▶ [Your instructions]: Examine the material below and count the lines that hold the word "освещения". Report only the number.
--- Start of Information shown ---
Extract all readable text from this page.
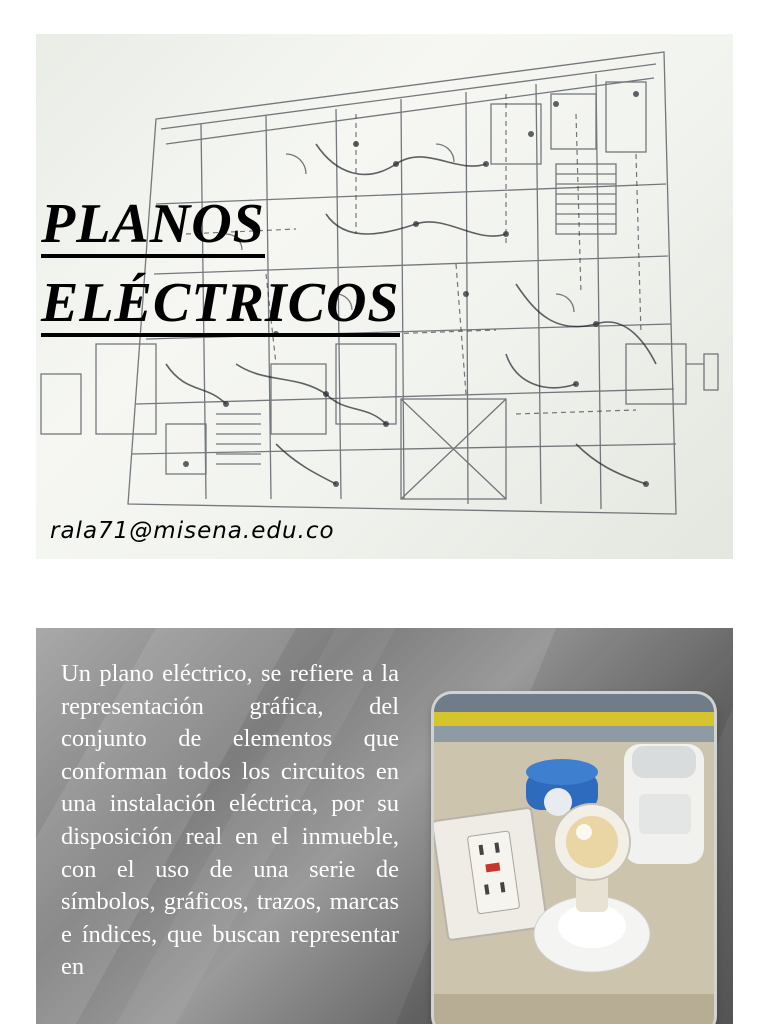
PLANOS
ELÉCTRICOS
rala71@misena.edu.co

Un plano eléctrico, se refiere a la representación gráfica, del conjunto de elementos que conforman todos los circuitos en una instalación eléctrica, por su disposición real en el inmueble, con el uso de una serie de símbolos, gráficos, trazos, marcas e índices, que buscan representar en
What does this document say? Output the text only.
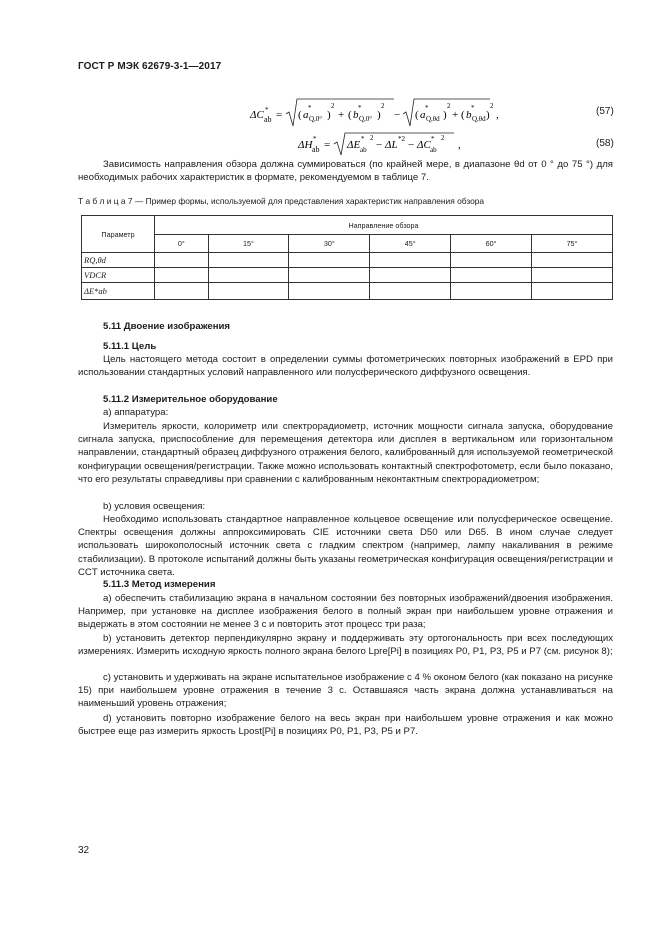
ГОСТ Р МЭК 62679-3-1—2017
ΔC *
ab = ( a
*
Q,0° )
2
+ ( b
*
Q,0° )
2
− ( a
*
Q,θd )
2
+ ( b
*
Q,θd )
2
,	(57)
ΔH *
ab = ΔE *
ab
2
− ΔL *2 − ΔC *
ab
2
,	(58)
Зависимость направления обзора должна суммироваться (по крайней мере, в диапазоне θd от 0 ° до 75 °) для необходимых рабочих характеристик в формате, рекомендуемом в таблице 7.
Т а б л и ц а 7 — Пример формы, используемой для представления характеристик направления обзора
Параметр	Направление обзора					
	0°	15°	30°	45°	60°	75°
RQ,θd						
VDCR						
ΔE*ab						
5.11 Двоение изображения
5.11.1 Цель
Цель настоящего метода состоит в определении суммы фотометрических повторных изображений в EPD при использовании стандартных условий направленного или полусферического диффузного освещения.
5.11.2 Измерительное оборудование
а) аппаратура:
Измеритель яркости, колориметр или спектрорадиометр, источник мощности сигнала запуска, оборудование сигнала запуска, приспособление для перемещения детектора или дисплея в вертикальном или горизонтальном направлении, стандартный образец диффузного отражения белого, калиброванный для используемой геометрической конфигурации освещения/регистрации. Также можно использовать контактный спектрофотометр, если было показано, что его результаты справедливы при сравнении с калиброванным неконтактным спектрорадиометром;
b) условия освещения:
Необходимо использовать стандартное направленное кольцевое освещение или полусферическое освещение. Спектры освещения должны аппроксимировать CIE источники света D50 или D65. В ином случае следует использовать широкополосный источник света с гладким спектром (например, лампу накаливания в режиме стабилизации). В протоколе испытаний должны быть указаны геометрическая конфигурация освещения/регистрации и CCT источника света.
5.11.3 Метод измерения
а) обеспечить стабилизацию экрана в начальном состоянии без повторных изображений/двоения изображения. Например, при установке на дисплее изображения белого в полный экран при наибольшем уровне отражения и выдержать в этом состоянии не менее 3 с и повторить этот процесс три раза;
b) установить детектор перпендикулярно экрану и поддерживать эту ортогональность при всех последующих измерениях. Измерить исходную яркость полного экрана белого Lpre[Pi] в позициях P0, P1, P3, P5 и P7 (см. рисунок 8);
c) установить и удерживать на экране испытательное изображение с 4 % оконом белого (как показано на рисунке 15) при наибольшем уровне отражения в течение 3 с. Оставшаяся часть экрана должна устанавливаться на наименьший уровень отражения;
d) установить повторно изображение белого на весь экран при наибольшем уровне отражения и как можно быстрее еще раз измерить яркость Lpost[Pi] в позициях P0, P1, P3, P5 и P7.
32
--- End of Information shown ---
--- Start of Information shown ---
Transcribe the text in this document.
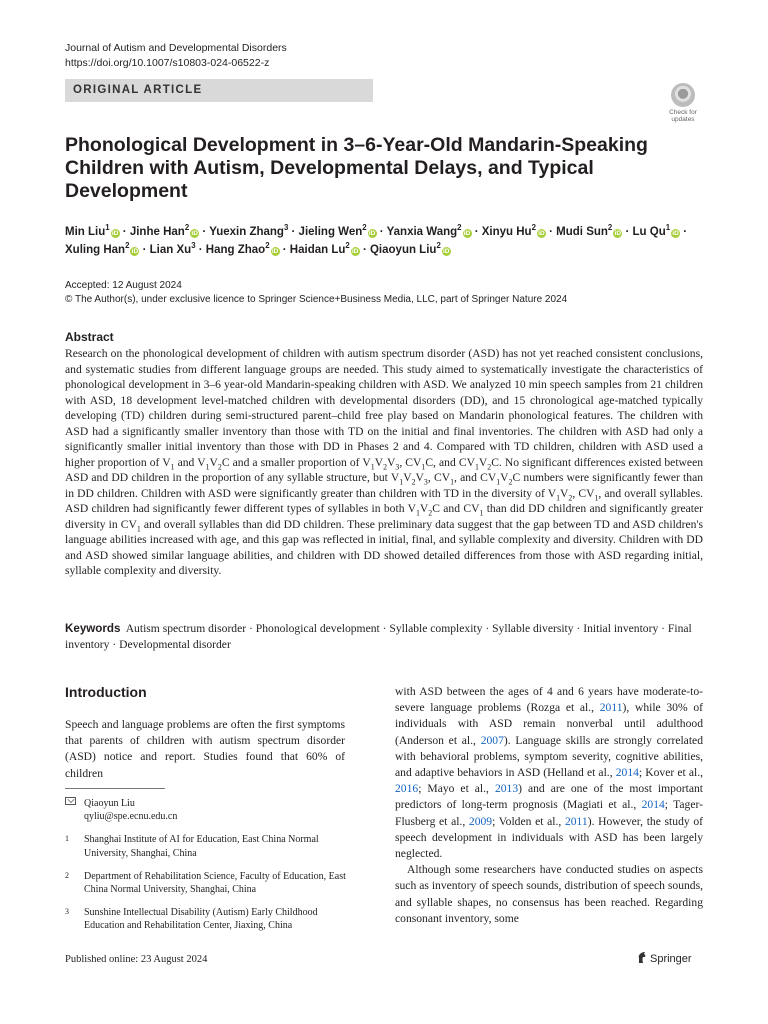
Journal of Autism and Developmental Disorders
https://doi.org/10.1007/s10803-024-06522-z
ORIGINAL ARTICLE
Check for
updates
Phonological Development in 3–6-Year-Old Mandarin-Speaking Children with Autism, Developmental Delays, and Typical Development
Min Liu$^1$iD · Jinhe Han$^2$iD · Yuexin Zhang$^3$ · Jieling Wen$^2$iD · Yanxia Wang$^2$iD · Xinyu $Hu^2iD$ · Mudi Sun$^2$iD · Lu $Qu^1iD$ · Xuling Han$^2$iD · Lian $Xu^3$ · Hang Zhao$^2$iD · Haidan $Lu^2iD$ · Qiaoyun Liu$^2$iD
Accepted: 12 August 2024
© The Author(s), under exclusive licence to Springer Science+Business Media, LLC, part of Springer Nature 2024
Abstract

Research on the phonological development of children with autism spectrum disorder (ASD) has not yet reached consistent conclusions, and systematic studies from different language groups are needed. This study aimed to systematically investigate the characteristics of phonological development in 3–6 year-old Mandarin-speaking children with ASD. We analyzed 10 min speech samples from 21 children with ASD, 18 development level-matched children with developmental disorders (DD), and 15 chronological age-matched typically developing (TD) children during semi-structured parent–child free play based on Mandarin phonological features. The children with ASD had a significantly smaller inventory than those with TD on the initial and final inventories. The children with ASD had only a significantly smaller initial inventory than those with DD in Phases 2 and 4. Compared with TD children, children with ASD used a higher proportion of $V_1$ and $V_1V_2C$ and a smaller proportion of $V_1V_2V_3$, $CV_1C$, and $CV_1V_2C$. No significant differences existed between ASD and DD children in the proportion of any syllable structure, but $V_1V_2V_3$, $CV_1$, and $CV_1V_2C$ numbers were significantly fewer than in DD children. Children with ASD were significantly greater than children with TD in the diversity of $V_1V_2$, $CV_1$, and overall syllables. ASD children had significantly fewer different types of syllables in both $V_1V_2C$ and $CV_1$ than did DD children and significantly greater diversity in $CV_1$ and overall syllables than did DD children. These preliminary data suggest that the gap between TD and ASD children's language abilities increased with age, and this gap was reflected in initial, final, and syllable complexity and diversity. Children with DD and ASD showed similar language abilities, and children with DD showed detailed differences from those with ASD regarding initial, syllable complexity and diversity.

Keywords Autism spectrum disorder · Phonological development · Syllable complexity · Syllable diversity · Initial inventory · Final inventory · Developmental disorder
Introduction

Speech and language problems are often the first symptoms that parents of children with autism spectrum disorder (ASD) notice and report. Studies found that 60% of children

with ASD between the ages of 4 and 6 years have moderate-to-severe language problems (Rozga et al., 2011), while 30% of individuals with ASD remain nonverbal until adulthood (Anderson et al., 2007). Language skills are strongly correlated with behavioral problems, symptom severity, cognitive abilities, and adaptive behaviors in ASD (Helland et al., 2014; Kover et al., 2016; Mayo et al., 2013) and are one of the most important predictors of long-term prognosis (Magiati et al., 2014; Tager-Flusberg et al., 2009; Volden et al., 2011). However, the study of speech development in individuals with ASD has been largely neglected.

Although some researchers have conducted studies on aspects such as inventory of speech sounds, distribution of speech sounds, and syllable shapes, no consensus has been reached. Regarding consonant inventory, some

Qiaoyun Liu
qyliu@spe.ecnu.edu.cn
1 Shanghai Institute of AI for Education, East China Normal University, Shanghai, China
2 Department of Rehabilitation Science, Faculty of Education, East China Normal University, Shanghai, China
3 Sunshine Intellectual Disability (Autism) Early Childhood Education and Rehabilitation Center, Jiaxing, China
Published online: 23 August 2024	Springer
--- End of Information shown ---
▶ [Task result]: 4